OBJECTIVE. Write the material out again, line by line, exactly as it is.

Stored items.

>> Begin

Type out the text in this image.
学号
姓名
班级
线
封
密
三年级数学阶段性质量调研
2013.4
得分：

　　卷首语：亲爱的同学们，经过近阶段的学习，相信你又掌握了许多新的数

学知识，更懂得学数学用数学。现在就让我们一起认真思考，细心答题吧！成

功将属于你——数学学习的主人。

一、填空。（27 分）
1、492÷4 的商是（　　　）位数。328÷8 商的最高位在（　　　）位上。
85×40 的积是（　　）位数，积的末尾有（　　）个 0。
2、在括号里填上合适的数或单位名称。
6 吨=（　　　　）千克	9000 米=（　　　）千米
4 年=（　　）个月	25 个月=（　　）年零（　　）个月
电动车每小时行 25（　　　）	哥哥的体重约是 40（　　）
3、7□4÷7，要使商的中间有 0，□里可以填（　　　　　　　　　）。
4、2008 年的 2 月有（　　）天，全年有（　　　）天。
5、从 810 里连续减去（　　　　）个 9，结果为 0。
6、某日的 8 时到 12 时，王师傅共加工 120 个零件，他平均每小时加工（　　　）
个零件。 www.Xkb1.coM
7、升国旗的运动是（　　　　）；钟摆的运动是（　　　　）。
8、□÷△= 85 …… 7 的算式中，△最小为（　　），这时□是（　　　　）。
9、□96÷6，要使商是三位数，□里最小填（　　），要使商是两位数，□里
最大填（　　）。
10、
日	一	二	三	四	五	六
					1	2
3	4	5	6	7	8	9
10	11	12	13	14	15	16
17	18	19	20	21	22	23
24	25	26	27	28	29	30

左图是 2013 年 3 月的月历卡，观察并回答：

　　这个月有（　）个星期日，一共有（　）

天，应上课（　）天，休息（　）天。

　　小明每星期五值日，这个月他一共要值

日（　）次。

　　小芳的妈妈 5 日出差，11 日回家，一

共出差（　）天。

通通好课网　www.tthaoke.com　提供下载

>> End

RESULT.
Type out the text in this image.
学号
姓名
班级
线
封
密
三年级数学阶段性质量调研
2013.4
得分：

　　卷首语：亲爱的同学们，经过近阶段的学习，相信你又掌握了许多新的数

学知识，更懂得学数学用数学。现在就让我们一起认真思考，细心答题吧！成

功将属于你——数学学习的主人。

一、填空。（27 分）
1、492÷4 的商是（　　　）位数。328÷8 商的最高位在（　　　）位上。
85×40 的积是（　　）位数，积的末尾有（　　）个 0。
2、在括号里填上合适的数或单位名称。
6 吨=（　　　　）千克	9000 米=（　　　）千米
4 年=（　　）个月	25 个月=（　　）年零（　　）个月
电动车每小时行 25（　　　）	哥哥的体重约是 40（　　）
3、7□4÷7，要使商的中间有 0，□里可以填（　　　　　　　　　）。
4、2008 年的 2 月有（　　）天，全年有（　　　）天。
5、从 810 里连续减去（　　　　）个 9，结果为 0。
6、某日的 8 时到 12 时，王师傅共加工 120 个零件，他平均每小时加工（　　　）
个零件。 www.Xkb1.coM
7、升国旗的运动是（　　　　）；钟摆的运动是（　　　　）。
8、□÷△= 85 …… 7 的算式中，△最小为（　　），这时□是（　　　　）。
9、□96÷6，要使商是三位数，□里最小填（　　），要使商是两位数，□里
最大填（　　）。
10、
日	一	二	三	四	五	六
					1	2
3	4	5	6	7	8	9
10	11	12	13	14	15	16
17	18	19	20	21	22	23
24	25	26	27	28	29	30

左图是 2013 年 3 月的月历卡，观察并回答：

　　这个月有（　）个星期日，一共有（　）

天，应上课（　）天，休息（　）天。

　　小明每星期五值日，这个月他一共要值

日（　）次。

　　小芳的妈妈 5 日出差，11 日回家，一

共出差（　）天。

通通好课网　www.tthaoke.com　提供下载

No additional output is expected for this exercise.